-------- MATERIAL --------

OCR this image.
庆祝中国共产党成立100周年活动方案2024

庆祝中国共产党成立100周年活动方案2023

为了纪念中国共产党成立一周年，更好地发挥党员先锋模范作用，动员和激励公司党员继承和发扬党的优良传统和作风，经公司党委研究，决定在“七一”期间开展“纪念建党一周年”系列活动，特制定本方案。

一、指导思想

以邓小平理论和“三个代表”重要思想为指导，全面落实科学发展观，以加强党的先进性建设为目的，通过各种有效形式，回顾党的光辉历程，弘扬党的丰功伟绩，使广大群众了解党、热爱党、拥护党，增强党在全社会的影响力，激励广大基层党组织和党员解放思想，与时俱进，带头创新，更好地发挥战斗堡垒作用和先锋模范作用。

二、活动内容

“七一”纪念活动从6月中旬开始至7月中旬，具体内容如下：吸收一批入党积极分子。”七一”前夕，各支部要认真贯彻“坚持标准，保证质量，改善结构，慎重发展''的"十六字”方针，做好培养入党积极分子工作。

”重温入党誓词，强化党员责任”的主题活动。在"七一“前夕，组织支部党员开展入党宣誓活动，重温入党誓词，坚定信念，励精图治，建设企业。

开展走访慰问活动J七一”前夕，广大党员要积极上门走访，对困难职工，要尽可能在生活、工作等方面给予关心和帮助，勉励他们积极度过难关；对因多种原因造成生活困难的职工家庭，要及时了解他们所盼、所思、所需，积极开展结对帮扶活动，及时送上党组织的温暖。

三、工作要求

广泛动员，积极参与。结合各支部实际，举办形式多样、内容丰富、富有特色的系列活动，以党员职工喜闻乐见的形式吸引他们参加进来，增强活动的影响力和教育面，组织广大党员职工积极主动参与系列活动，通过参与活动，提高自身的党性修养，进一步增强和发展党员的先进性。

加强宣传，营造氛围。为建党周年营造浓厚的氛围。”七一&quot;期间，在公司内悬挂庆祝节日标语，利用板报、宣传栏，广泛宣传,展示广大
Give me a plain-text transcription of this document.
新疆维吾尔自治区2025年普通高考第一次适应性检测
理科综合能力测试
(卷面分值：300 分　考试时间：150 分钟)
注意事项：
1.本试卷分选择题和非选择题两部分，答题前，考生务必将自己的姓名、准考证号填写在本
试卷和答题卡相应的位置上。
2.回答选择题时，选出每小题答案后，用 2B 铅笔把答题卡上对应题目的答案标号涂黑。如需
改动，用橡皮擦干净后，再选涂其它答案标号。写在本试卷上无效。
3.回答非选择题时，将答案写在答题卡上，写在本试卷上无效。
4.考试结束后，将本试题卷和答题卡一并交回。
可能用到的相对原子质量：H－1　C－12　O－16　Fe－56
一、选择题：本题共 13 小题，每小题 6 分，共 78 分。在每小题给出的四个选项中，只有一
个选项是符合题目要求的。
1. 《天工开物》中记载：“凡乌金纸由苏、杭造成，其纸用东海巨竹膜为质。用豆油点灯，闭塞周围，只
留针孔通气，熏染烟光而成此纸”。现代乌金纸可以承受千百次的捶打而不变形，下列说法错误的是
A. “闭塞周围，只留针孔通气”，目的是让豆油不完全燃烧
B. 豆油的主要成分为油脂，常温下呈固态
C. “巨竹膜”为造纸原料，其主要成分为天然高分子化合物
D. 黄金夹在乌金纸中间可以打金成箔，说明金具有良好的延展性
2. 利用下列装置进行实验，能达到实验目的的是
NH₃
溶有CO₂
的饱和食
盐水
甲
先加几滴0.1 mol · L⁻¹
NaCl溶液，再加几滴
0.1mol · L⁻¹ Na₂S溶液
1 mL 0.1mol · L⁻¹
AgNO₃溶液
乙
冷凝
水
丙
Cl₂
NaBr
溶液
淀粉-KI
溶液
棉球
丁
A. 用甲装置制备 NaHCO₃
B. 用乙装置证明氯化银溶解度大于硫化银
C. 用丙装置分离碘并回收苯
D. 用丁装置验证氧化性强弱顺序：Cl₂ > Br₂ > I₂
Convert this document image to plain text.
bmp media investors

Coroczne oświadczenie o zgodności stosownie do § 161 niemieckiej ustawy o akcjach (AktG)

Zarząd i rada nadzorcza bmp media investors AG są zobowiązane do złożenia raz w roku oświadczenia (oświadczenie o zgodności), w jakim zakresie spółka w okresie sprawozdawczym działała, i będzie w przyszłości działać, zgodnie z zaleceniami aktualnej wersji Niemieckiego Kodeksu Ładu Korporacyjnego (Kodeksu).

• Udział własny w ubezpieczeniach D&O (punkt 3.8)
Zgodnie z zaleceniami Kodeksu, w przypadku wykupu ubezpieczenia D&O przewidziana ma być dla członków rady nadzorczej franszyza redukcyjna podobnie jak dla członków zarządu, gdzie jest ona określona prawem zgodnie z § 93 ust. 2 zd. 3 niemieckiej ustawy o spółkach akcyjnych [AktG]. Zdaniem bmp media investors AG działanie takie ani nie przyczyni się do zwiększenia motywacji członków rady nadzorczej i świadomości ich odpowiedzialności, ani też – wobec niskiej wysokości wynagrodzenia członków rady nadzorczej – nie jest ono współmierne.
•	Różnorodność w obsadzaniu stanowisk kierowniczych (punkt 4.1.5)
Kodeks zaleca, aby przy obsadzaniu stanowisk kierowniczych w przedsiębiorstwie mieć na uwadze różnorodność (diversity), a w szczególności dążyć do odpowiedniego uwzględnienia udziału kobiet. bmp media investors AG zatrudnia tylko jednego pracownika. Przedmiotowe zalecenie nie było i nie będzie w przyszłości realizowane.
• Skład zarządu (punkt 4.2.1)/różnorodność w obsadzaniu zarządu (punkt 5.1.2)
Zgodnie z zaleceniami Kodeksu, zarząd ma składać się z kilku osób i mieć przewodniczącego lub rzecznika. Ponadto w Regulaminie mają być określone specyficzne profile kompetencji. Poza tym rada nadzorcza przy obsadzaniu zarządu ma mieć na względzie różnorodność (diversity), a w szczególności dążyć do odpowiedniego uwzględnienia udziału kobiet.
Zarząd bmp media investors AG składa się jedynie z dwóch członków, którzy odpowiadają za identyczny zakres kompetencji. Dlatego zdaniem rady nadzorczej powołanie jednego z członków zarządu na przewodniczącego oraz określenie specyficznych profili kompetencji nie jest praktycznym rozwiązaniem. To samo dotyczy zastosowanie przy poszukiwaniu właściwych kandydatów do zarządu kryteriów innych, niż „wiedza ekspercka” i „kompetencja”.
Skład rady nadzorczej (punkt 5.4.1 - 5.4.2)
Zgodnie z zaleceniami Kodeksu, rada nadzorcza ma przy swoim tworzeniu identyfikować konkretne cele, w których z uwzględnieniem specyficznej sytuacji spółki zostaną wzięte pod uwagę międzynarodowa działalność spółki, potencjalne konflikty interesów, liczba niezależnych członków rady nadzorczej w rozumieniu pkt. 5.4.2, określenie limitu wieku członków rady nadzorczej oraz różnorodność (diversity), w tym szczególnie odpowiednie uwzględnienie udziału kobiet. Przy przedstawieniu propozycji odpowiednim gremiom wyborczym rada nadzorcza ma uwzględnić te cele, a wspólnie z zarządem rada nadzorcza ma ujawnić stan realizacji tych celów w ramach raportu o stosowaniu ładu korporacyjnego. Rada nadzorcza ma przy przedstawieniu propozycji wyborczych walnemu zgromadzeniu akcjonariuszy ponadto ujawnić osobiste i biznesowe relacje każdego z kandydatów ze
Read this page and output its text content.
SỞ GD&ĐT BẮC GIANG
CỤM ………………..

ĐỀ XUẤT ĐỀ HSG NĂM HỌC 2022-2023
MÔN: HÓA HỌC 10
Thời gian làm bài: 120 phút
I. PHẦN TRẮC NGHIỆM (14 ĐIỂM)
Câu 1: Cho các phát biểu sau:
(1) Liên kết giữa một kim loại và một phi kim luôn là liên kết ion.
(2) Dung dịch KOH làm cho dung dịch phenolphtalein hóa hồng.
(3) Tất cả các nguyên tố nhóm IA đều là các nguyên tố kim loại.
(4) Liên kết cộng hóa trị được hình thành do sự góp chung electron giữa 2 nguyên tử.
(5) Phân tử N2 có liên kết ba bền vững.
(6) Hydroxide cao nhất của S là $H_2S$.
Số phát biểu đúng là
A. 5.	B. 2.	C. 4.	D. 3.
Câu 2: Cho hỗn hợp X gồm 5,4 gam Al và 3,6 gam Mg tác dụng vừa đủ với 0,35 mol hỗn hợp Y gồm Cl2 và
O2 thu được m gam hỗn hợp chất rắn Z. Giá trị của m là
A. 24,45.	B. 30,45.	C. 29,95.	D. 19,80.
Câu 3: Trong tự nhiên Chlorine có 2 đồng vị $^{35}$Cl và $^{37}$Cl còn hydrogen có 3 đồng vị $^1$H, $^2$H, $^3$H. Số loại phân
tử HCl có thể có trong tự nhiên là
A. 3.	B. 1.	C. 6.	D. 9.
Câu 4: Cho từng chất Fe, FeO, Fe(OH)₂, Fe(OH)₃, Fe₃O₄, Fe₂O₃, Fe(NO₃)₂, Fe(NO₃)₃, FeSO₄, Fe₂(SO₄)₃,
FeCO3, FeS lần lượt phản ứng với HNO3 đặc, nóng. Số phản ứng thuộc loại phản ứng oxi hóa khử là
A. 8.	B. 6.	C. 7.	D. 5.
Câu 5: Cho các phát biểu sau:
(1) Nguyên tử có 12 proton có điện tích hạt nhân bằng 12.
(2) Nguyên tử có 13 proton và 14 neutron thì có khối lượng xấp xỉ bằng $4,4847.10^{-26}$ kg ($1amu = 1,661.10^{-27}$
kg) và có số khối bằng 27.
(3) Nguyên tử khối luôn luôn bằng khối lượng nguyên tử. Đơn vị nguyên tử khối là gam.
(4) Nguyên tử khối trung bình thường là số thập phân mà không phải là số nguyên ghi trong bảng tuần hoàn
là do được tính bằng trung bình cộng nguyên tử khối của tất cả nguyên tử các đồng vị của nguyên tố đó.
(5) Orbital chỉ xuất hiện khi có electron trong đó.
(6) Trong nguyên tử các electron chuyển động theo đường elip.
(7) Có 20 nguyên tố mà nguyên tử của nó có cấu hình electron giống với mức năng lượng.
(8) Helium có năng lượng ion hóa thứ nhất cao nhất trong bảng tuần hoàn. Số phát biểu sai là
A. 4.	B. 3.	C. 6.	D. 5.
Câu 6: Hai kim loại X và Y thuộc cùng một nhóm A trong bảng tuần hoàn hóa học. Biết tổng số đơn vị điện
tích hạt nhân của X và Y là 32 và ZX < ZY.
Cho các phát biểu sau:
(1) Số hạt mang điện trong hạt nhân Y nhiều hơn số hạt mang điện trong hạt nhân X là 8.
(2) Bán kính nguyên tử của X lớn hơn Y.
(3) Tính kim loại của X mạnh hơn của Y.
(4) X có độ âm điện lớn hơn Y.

--------

* [TASK BRIEF]
Report how many lines in the listing above include the word "写在本试卷上无效". Give nothing but the number.

* [OUTPUT OF THE TASK]
2